=== REQUIRED TASK ===
Print every line of the listing exactly, please.

=== EXERCISE INPUTS ===
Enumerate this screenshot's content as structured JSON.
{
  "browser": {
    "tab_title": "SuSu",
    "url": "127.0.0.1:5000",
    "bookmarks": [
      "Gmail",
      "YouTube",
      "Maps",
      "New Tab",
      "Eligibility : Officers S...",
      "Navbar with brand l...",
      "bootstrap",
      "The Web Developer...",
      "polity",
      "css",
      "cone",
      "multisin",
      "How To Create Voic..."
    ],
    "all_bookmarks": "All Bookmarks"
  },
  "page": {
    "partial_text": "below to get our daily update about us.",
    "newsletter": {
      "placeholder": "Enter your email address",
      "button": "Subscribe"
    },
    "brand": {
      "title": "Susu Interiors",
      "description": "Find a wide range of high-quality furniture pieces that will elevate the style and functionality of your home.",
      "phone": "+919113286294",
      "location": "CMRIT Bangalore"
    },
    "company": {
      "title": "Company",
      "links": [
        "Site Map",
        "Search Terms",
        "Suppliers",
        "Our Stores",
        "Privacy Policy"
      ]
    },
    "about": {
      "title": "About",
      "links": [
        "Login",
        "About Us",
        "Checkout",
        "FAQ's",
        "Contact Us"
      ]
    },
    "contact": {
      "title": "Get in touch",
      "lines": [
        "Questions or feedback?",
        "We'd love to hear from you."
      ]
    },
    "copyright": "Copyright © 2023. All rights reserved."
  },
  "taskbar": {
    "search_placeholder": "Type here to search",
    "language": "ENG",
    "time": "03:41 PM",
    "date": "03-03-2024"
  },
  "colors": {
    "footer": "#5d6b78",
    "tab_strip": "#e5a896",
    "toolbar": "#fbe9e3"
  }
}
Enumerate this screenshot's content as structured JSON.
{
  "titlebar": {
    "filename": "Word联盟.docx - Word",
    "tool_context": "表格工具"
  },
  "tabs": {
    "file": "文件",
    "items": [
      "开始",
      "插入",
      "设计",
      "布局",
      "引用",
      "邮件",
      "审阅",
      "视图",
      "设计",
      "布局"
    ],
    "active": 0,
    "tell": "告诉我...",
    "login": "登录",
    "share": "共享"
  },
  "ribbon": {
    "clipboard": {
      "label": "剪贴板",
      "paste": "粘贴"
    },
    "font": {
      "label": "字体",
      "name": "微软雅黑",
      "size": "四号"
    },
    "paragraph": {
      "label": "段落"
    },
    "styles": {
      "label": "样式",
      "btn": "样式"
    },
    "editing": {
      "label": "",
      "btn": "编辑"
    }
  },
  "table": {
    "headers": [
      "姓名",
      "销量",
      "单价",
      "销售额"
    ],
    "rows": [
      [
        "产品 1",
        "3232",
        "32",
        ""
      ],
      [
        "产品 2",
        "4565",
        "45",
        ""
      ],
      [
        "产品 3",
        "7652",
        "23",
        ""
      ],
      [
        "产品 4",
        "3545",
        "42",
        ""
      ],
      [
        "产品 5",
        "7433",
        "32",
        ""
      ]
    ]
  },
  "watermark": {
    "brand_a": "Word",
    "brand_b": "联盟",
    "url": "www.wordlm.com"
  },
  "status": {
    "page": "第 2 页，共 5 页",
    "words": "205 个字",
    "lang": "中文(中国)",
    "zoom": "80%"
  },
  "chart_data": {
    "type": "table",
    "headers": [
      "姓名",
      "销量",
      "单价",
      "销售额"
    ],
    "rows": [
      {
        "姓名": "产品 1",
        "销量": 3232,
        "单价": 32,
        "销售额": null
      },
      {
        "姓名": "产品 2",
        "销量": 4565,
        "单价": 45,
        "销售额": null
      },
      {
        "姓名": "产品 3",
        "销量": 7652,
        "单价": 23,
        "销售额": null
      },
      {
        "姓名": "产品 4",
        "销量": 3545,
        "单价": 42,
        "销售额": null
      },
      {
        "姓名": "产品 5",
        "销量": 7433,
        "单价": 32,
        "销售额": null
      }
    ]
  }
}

=== FINAL RESULT ===
Enumerate this screenshot's content as structured JSON.
{
  "browser": {
    "tab_title": "SuSu",
    "url": "127.0.0.1:5000",
    "bookmarks": [
      "Gmail",
      "YouTube",
      "Maps",
      "New Tab",
      "Eligibility : Officers S...",
      "Navbar with brand l...",
      "bootstrap",
      "The Web Developer...",
      "polity",
      "css",
      "cone",
      "multisin",
      "How To Create Voic..."
    ],
    "all_bookmarks": "All Bookmarks"
  },
  "page": {
    "partial_text": "below to get our daily update about us.",
    "newsletter": {
      "placeholder": "Enter your email address",
      "button": "Subscribe"
    },
    "brand": {
      "title": "Susu Interiors",
      "description": "Find a wide range of high-quality furniture pieces that will elevate the style and functionality of your home.",
      "phone": "+919113286294",
      "location": "CMRIT Bangalore"
    },
    "company": {
      "title": "Company",
      "links": [
        "Site Map",
        "Search Terms",
        "Suppliers",
        "Our Stores",
        "Privacy Policy"
      ]
    },
    "about": {
      "title": "About",
      "links": [
        "Login",
        "About Us",
        "Checkout",
        "FAQ's",
        "Contact Us"
      ]
    },
    "contact": {
      "title": "Get in touch",
      "lines": [
        "Questions or feedback?",
        "We'd love to hear from you."
      ]
    },
    "copyright": "Copyright © 2023. All rights reserved."
  },
  "taskbar": {
    "search_placeholder": "Type here to search",
    "language": "ENG",
    "time": "03:41 PM",
    "date": "03-03-2024"
  },
  "colors": {
    "footer": "#5d6b78",
    "tab_strip": "#e5a896",
    "toolbar": "#fbe9e3"
  }
}
Enumerate this screenshot's content as structured JSON.
{
  "titlebar": {
    "filename": "Word联盟.docx - Word",
    "tool_context": "表格工具"
  },
  "tabs": {
    "file": "文件",
    "items": [
      "开始",
      "插入",
      "设计",
      "布局",
      "引用",
      "邮件",
      "审阅",
      "视图",
      "设计",
      "布局"
    ],
    "active": 0,
    "tell": "告诉我...",
    "login": "登录",
    "share": "共享"
  },
  "ribbon": {
    "clipboard": {
      "label": "剪贴板",
      "paste": "粘贴"
    },
    "font": {
      "label": "字体",
      "name": "微软雅黑",
      "size": "四号"
    },
    "paragraph": {
      "label": "段落"
    },
    "styles": {
      "label": "样式",
      "btn": "样式"
    },
    "editing": {
      "label": "",
      "btn": "编辑"
    }
  },
  "table": {
    "headers": [
      "姓名",
      "销量",
      "单价",
      "销售额"
    ],
    "rows": [
      [
        "产品 1",
        "3232",
        "32",
        ""
      ],
      [
        "产品 2",
        "4565",
        "45",
        ""
      ],
      [
        "产品 3",
        "7652",
        "23",
        ""
      ],
      [
        "产品 4",
        "3545",
        "42",
        ""
      ],
      [
        "产品 5",
        "7433",
        "32",
        ""
      ]
    ]
  },
  "watermark": {
    "brand_a": "Word",
    "brand_b": "联盟",
    "url": "www.wordlm.com"
  },
  "status": {
    "page": "第 2 页，共 5 页",
    "words": "205 个字",
    "lang": "中文(中国)",
    "zoom": "80%"
  },
  "chart_data": {
    "type": "table",
    "headers": [
      "姓名",
      "销量",
      "单价",
      "销售额"
    ],
    "rows": [
      {
        "姓名": "产品 1",
        "销量": 3232,
        "单价": 32,
        "销售额": null
      },
      {
        "姓名": "产品 2",
        "销量": 4565,
        "单价": 45,
        "销售额": null
      },
      {
        "姓名": "产品 3",
        "销量": 7652,
        "单价": 23,
        "销售额": null
      },
      {
        "姓名": "产品 4",
        "销量": 3545,
        "单价": 42,
        "销售额": null
      },
      {
        "姓名": "产品 5",
        "销量": 7433,
        "单价": 32,
        "销售额": null
      }
    ]
  }
}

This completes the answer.